The comma goes where you would normally put a comma in an English
sentence.  It causes narrator to pause with a slightly rising pitch,
indicating that there is more to come.  The use of additional commas, that
is, more than would be required for written English - is often helpful.
They serve to set clauses off from one another.  There is a tendency for a
listener to lose track of the meaning of a sentence if the words run
together.  Read your sentence aloud while pretending to be a newscaster.
The locations for additional commas should leap out at you.

The dash serves almost the same purpose as the comma, except that the dash
does not cause the pitch to rise so severely.  A rule of thumb is: Use
dashes to divide phrases and commas to divide clauses.

Parentheses provide additional information to narrator's intonation
function.  They should be put around noun phrases of two or more content
words.  This means that the noun phrase, a giant yacht should be
surrounded with parentheses because it contains two content words, giant
and yacht.  The phrase my friend should not have parentheses around it
because it contains only one content word.  Noun phrases can get fairly
large, like the best time I've ever had or a big basket of fruit and nuts.
The parentheses are most effective around these large phrases; the smaller
ones can sometimes go without.  The effect of parentheses is subtle, and
in some sentences you might not notice their presence.  In sentences of
great length, however, they help provide for a very natural contour.

Dataset records
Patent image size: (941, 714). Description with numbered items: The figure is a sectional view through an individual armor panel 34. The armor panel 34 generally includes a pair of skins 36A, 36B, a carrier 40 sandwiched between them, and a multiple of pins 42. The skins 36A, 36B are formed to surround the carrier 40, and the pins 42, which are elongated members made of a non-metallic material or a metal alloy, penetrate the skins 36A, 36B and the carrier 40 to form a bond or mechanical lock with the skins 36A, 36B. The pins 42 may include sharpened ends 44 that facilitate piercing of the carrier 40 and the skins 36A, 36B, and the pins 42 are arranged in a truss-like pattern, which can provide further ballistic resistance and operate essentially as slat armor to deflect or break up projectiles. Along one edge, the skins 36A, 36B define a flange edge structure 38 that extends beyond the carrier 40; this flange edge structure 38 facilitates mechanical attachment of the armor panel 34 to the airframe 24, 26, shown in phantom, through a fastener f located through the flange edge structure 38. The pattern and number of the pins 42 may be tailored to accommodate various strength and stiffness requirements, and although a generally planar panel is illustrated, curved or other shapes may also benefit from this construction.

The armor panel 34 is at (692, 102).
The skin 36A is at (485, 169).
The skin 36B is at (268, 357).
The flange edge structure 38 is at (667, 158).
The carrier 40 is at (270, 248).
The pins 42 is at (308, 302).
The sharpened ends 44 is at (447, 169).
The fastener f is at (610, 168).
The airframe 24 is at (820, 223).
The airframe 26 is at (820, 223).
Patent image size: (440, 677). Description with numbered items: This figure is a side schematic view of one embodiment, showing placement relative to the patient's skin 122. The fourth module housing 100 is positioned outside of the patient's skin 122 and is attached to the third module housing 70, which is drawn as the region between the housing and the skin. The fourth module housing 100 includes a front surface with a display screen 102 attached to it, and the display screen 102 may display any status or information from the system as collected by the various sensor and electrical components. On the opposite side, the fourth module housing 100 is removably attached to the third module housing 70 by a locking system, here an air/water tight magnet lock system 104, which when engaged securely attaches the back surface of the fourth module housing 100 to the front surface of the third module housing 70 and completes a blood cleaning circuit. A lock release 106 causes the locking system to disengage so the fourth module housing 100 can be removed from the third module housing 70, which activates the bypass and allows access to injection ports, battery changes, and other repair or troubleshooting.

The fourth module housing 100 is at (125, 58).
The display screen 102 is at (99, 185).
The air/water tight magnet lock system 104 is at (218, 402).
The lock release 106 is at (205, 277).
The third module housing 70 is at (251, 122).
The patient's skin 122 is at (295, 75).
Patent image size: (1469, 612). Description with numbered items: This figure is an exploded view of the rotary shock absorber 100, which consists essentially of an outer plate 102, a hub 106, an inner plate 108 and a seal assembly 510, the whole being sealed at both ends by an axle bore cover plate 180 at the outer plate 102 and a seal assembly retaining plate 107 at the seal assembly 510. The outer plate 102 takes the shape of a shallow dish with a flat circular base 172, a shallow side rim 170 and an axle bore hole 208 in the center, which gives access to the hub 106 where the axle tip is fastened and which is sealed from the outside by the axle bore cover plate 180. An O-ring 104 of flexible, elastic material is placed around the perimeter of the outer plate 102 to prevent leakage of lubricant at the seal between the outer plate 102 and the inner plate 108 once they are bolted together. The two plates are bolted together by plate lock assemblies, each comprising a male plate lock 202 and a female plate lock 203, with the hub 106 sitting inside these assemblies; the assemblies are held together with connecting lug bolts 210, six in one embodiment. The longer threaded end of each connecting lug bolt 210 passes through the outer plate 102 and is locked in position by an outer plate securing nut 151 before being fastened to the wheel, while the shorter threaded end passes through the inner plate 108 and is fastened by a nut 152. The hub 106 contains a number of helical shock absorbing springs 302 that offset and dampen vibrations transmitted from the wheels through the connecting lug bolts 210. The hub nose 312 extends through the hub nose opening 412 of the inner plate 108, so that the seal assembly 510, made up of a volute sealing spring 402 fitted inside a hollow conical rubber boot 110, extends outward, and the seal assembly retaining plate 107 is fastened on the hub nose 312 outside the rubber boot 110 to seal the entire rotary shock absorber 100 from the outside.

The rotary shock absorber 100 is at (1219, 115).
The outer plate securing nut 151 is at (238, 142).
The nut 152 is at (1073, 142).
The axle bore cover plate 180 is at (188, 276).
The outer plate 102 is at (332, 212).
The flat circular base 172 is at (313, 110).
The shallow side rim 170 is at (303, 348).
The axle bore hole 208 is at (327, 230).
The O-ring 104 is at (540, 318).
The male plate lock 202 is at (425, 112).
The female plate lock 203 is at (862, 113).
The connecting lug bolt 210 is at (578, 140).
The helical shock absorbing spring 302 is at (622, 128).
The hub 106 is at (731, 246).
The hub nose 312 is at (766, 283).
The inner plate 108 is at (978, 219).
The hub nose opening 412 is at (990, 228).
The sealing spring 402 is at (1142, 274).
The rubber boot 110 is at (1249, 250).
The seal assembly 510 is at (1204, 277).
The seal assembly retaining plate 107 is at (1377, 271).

What you need to do
#1 Write out part of the punctuation passage word for word: begin at the words "The comma goes" and stop after "to divide clauses.".
#2 Pull out every line of the records that contains the string "third".
The punctuation passage has no connection to the records.

The solutions
#1
The comma goes where you would normally put a comma in an English
sentence.  It causes narrator to pause with a slightly rising pitch,
indicating that there is more to come.  The use of additional commas, that
is, more than would be required for written English - is often helpful.
They serve to set clauses off from one another.  There is a tendency for a
listener to lose track of the meaning of a sentence if the words run
together.  Read your sentence aloud while pretending to be a newscaster.
The locations for additional commas should leap out at you.

The dash serves almost the same purpose as the comma, except that the dash
does not cause the pitch to rise so severely.  A rule of thumb is: Use
dashes to divide phrases and commas to divide clauses.

#2
Patent image size: (440, 677). Description with numbered items: This figure is a side schematic view of one embodiment, showing placement relative to the patient's skin 122. The fourth module housing 100 is positioned outside of the patient's skin 122 and is attached to the third module housing 70, which is drawn as the region between the housing and the skin. The fourth module housing 100 includes a front surface with a display screen 102 attached to it, and the display screen 102 may display any status or information from the system as collected by the various sensor and electrical components. On the opposite side, the fourth module housing 100 is removably attached to the third module housing 70 by a locking system, here an air/water tight magnet lock system 104, which when engaged securely attaches the back surface of the fourth module housing 100 to the front surface of the third module housing 70 and completes a blood cleaning circuit. A lock release 106 causes the locking system to disengage so the fourth module housing 100 can be removed from the third module housing 70, which activates the bypass and allows access to injection ports, battery changes, and other repair or troubleshooting.
The third module housing 70 is at (251, 122).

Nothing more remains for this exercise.